— BEGIN Supplied records —
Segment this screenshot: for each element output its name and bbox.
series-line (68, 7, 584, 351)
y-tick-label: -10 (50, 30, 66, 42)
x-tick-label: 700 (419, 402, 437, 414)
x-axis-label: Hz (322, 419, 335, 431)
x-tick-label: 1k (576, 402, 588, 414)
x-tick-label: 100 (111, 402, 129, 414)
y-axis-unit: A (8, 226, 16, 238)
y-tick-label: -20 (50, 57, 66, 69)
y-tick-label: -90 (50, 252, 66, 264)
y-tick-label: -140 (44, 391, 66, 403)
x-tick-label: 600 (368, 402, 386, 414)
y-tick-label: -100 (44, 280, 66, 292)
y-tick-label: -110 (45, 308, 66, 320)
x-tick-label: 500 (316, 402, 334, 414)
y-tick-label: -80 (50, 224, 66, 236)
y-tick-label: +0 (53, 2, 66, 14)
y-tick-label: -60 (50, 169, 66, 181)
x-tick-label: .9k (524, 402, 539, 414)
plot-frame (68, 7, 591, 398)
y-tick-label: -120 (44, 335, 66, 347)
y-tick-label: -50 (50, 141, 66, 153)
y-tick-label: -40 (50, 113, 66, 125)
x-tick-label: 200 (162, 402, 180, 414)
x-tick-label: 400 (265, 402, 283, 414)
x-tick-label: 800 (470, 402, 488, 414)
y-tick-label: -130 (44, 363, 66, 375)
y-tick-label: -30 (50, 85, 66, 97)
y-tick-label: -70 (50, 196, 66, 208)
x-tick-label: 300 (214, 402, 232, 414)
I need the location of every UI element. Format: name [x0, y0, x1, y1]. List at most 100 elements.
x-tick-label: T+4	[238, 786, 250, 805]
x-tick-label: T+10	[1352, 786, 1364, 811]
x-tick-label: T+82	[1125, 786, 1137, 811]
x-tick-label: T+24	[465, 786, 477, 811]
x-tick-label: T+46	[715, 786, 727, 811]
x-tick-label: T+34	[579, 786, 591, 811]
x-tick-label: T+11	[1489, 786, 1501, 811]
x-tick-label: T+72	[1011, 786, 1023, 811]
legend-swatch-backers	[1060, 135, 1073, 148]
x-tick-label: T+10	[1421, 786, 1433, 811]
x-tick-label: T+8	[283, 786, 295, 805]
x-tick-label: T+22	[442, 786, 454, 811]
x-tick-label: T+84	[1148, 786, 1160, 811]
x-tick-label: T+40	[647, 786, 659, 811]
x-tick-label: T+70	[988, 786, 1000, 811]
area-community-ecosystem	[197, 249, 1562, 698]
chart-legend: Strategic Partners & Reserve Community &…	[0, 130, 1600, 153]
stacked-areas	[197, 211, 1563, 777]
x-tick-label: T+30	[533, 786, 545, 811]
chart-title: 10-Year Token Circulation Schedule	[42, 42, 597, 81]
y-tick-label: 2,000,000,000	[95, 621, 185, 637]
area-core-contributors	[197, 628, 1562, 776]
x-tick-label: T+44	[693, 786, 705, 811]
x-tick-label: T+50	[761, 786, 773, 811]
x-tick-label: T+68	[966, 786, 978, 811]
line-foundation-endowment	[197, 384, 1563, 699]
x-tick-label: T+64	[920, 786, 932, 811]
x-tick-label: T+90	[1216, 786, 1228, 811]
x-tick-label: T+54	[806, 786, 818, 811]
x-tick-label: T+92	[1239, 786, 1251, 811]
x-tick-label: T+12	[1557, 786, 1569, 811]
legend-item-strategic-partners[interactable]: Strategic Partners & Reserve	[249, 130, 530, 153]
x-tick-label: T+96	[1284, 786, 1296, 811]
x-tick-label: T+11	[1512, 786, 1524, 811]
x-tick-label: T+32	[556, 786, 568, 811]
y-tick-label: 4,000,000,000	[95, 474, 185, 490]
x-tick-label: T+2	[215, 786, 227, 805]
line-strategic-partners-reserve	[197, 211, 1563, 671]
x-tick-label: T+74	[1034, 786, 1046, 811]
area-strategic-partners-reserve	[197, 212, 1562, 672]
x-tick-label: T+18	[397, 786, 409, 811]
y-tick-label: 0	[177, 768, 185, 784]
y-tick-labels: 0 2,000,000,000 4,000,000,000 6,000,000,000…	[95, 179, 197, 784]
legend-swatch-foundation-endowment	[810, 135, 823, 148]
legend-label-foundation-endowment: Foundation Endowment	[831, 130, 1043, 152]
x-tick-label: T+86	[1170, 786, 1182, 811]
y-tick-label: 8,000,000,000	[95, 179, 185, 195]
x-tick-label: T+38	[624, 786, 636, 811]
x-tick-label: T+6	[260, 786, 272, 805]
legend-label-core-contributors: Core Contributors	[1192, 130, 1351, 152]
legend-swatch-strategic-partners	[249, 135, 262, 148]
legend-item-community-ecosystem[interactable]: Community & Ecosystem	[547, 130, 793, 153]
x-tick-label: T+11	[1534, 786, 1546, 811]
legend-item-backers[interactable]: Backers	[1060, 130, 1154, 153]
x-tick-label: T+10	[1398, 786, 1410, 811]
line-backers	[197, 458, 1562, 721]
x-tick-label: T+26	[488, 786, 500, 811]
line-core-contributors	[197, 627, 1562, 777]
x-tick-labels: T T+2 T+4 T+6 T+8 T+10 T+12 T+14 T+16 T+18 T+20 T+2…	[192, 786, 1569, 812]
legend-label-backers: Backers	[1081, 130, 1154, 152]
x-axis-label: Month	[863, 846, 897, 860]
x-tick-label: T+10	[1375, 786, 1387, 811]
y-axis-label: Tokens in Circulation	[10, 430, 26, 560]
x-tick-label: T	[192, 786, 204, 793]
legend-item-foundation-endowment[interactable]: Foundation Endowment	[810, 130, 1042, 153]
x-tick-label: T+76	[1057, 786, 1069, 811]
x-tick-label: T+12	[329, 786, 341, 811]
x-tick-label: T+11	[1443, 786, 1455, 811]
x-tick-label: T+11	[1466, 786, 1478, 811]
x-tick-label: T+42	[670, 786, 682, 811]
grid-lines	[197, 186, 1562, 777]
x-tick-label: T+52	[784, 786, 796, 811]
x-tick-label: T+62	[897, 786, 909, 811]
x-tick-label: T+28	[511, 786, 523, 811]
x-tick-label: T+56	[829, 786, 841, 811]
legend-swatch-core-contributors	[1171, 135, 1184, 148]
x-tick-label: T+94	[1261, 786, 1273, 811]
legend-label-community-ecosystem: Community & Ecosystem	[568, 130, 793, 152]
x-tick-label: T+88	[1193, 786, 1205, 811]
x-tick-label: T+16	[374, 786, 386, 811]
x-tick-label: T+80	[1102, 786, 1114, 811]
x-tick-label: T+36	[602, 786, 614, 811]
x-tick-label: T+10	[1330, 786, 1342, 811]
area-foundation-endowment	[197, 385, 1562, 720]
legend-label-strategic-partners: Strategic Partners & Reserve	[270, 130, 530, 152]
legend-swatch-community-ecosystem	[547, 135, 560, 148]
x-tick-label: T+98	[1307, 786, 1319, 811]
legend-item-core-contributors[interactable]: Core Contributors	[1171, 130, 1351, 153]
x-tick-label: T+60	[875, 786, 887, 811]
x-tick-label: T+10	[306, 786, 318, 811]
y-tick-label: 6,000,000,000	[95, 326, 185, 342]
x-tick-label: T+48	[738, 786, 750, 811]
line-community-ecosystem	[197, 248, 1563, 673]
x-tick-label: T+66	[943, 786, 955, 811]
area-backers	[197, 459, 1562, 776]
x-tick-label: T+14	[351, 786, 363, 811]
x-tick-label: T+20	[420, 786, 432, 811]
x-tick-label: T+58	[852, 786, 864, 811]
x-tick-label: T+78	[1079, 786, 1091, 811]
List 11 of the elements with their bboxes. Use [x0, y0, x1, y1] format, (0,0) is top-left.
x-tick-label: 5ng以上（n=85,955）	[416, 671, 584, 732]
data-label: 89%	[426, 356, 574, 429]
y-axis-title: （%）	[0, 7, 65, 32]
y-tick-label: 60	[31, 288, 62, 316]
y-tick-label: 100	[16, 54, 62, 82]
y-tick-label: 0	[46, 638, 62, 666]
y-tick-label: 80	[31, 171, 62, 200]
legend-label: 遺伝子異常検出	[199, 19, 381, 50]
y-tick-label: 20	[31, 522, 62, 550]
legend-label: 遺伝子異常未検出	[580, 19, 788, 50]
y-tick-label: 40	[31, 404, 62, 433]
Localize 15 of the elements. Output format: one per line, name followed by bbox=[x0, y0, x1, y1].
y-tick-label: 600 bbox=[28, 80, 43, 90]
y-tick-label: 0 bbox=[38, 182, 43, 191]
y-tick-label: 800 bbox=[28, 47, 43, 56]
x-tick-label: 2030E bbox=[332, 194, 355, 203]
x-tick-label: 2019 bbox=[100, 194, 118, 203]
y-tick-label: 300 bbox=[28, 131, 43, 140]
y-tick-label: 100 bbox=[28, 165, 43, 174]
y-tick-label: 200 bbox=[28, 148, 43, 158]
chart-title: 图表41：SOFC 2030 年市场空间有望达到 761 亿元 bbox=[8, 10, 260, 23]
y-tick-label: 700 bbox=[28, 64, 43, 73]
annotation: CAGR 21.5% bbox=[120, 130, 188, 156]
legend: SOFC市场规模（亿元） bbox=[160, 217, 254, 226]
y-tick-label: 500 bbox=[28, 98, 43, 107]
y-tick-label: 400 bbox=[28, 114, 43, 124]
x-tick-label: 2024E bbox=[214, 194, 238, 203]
— END Supplied records —
## Job
Reproduce the stretch from the first of the lines through the line containing "chart-legend: Strategic Partners", replacing "legend-swatch-backers" with "legend-swatch-investors" and keeping all else as it is.

## Final answer
Segment this screenshot: for each element output its name and bbox.
series-line (68, 7, 584, 351)
y-tick-label: -10 (50, 30, 66, 42)
x-tick-label: 700 (419, 402, 437, 414)
x-axis-label: Hz (322, 419, 335, 431)
x-tick-label: 1k (576, 402, 588, 414)
x-tick-label: 100 (111, 402, 129, 414)
y-axis-unit: A (8, 226, 16, 238)
y-tick-label: -20 (50, 57, 66, 69)
y-tick-label: -90 (50, 252, 66, 264)
y-tick-label: -140 (44, 391, 66, 403)
x-tick-label: 600 (368, 402, 386, 414)
y-tick-label: -100 (44, 280, 66, 292)
y-tick-label: -110 (45, 308, 66, 320)
x-tick-label: 500 (316, 402, 334, 414)
y-tick-label: -80 (50, 224, 66, 236)
y-tick-label: +0 (53, 2, 66, 14)
y-tick-label: -60 (50, 169, 66, 181)
x-tick-label: .9k (524, 402, 539, 414)
plot-frame (68, 7, 591, 398)
y-tick-label: -120 (44, 335, 66, 347)
y-tick-label: -50 (50, 141, 66, 153)
y-tick-label: -40 (50, 113, 66, 125)
x-tick-label: 200 (162, 402, 180, 414)
x-tick-label: 400 (265, 402, 283, 414)
x-tick-label: 800 (470, 402, 488, 414)
y-tick-label: -130 (44, 363, 66, 375)
y-tick-label: -30 (50, 85, 66, 97)
y-tick-label: -70 (50, 196, 66, 208)
x-tick-label: 300 (214, 402, 232, 414)
I need the location of every UI element. Format: name [x0, y0, x1, y1]. List at most 100 elements.
x-tick-label: T+4	[238, 786, 250, 805]
x-tick-label: T+10	[1352, 786, 1364, 811]
x-tick-label: T+82	[1125, 786, 1137, 811]
x-tick-label: T+24	[465, 786, 477, 811]
x-tick-label: T+46	[715, 786, 727, 811]
x-tick-label: T+34	[579, 786, 591, 811]
x-tick-label: T+11	[1489, 786, 1501, 811]
x-tick-label: T+72	[1011, 786, 1023, 811]
legend-swatch-investors	[1060, 135, 1073, 148]
x-tick-label: T+10	[1421, 786, 1433, 811]
x-tick-label: T+8	[283, 786, 295, 805]
x-tick-label: T+22	[442, 786, 454, 811]
x-tick-label: T+84	[1148, 786, 1160, 811]
x-tick-label: T+40	[647, 786, 659, 811]
x-tick-label: T+70	[988, 786, 1000, 811]
area-community-ecosystem	[197, 249, 1562, 698]
chart-legend: Strategic Partners & Reserve Community &…	[0, 130, 1600, 153]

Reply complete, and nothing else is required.